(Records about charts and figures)
====================
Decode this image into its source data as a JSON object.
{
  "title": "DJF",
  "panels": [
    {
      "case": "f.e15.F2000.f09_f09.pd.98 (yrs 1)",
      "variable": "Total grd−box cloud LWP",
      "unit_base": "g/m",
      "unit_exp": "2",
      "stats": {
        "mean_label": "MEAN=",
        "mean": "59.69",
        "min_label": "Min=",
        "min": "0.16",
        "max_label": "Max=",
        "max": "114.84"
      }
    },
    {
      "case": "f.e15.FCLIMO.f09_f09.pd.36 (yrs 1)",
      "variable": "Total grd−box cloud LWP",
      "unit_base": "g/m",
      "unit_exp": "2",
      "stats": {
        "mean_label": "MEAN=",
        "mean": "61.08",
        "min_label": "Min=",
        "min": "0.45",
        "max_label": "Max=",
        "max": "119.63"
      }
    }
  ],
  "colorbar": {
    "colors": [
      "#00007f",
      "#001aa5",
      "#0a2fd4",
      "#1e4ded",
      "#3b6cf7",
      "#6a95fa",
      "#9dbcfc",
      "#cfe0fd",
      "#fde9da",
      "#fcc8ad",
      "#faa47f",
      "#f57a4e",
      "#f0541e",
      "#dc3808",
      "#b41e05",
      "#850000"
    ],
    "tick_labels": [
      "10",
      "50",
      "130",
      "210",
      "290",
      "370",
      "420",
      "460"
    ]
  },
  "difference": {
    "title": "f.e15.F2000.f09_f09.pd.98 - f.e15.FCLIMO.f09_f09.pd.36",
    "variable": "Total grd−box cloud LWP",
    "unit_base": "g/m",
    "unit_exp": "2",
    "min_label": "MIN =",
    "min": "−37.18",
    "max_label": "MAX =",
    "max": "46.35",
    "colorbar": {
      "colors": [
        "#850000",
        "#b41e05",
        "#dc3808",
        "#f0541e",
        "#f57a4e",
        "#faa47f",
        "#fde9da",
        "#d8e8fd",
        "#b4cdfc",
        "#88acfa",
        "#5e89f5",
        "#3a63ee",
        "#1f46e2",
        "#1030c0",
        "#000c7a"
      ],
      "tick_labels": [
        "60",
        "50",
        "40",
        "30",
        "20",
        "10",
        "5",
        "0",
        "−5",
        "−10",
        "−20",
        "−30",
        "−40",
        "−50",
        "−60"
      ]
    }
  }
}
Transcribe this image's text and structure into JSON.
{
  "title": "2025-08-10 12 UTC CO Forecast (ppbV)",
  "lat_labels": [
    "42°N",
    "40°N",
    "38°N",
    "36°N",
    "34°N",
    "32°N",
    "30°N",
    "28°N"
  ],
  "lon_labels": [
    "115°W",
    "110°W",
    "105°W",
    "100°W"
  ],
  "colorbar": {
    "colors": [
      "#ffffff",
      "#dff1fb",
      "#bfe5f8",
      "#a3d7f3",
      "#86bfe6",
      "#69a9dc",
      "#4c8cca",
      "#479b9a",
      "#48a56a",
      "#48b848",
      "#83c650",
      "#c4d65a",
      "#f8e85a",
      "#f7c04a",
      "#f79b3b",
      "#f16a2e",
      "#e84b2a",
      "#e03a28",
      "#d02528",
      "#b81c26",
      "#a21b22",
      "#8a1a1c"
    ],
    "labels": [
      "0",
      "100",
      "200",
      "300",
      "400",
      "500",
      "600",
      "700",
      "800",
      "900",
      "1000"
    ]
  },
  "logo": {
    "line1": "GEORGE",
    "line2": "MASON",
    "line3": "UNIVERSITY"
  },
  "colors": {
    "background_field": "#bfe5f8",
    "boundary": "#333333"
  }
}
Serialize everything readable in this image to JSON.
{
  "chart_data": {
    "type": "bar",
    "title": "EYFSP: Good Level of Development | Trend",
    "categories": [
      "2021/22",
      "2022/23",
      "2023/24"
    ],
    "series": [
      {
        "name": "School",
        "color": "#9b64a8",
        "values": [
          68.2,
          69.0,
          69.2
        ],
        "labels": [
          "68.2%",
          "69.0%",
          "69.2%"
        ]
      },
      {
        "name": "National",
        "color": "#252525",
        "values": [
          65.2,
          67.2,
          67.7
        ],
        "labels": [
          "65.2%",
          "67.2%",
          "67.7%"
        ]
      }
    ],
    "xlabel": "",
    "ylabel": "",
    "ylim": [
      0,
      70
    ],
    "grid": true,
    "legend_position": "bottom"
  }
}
====================
* **What is required**: Word for word, write out all of the data above.

* **Output for this exercise**:
Decode this image into its source data as a JSON object.
{
  "title": "DJF",
  "panels": [
    {
      "case": "f.e15.F2000.f09_f09.pd.98 (yrs 1)",
      "variable": "Total grd−box cloud LWP",
      "unit_base": "g/m",
      "unit_exp": "2",
      "stats": {
        "mean_label": "MEAN=",
        "mean": "59.69",
        "min_label": "Min=",
        "min": "0.16",
        "max_label": "Max=",
        "max": "114.84"
      }
    },
    {
      "case": "f.e15.FCLIMO.f09_f09.pd.36 (yrs 1)",
      "variable": "Total grd−box cloud LWP",
      "unit_base": "g/m",
      "unit_exp": "2",
      "stats": {
        "mean_label": "MEAN=",
        "mean": "61.08",
        "min_label": "Min=",
        "min": "0.45",
        "max_label": "Max=",
        "max": "119.63"
      }
    }
  ],
  "colorbar": {
    "colors": [
      "#00007f",
      "#001aa5",
      "#0a2fd4",
      "#1e4ded",
      "#3b6cf7",
      "#6a95fa",
      "#9dbcfc",
      "#cfe0fd",
      "#fde9da",
      "#fcc8ad",
      "#faa47f",
      "#f57a4e",
      "#f0541e",
      "#dc3808",
      "#b41e05",
      "#850000"
    ],
    "tick_labels": [
      "10",
      "50",
      "130",
      "210",
      "290",
      "370",
      "420",
      "460"
    ]
  },
  "difference": {
    "title": "f.e15.F2000.f09_f09.pd.98 - f.e15.FCLIMO.f09_f09.pd.36",
    "variable": "Total grd−box cloud LWP",
    "unit_base": "g/m",
    "unit_exp": "2",
    "min_label": "MIN =",
    "min": "−37.18",
    "max_label": "MAX =",
    "max": "46.35",
    "colorbar": {
      "colors": [
        "#850000",
        "#b41e05",
        "#dc3808",
        "#f0541e",
        "#f57a4e",
        "#faa47f",
        "#fde9da",
        "#d8e8fd",
        "#b4cdfc",
        "#88acfa",
        "#5e89f5",
        "#3a63ee",
        "#1f46e2",
        "#1030c0",
        "#000c7a"
      ],
      "tick_labels": [
        "60",
        "50",
        "40",
        "30",
        "20",
        "10",
        "5",
        "0",
        "−5",
        "−10",
        "−20",
        "−30",
        "−40",
        "−50",
        "−60"
      ]
    }
  }
}
Transcribe this image's text and structure into JSON.
{
  "title": "2025-08-10 12 UTC CO Forecast (ppbV)",
  "lat_labels": [
    "42°N",
    "40°N",
    "38°N",
    "36°N",
    "34°N",
    "32°N",
    "30°N",
    "28°N"
  ],
  "lon_labels": [
    "115°W",
    "110°W",
    "105°W",
    "100°W"
  ],
  "colorbar": {
    "colors": [
      "#ffffff",
      "#dff1fb",
      "#bfe5f8",
      "#a3d7f3",
      "#86bfe6",
      "#69a9dc",
      "#4c8cca",
      "#479b9a",
      "#48a56a",
      "#48b848",
      "#83c650",
      "#c4d65a",
      "#f8e85a",
      "#f7c04a",
      "#f79b3b",
      "#f16a2e",
      "#e84b2a",
      "#e03a28",
      "#d02528",
      "#b81c26",
      "#a21b22",
      "#8a1a1c"
    ],
    "labels": [
      "0",
      "100",
      "200",
      "300",
      "400",
      "500",
      "600",
      "700",
      "800",
      "900",
      "1000"
    ]
  },
  "logo": {
    "line1": "GEORGE",
    "line2": "MASON",
    "line3": "UNIVERSITY"
  },
  "colors": {
    "background_field": "#bfe5f8",
    "boundary": "#333333"
  }
}
Serialize everything readable in this image to JSON.
{
  "chart_data": {
    "type": "bar",
    "title": "EYFSP: Good Level of Development | Trend",
    "categories": [
      "2021/22",
      "2022/23",
      "2023/24"
    ],
    "series": [
      {
        "name": "School",
        "color": "#9b64a8",
        "values": [
          68.2,
          69.0,
          69.2
        ],
        "labels": [
          "68.2%",
          "69.0%",
          "69.2%"
        ]
      },
      {
        "name": "National",
        "color": "#252525",
        "values": [
          65.2,
          67.2,
          67.7
        ],
        "labels": [
          "65.2%",
          "67.2%",
          "67.7%"
        ]
      }
    ],
    "xlabel": "",
    "ylabel": "",
    "ylim": [
      0,
      70
    ],
    "grid": true,
    "legend_position": "bottom"
  }
}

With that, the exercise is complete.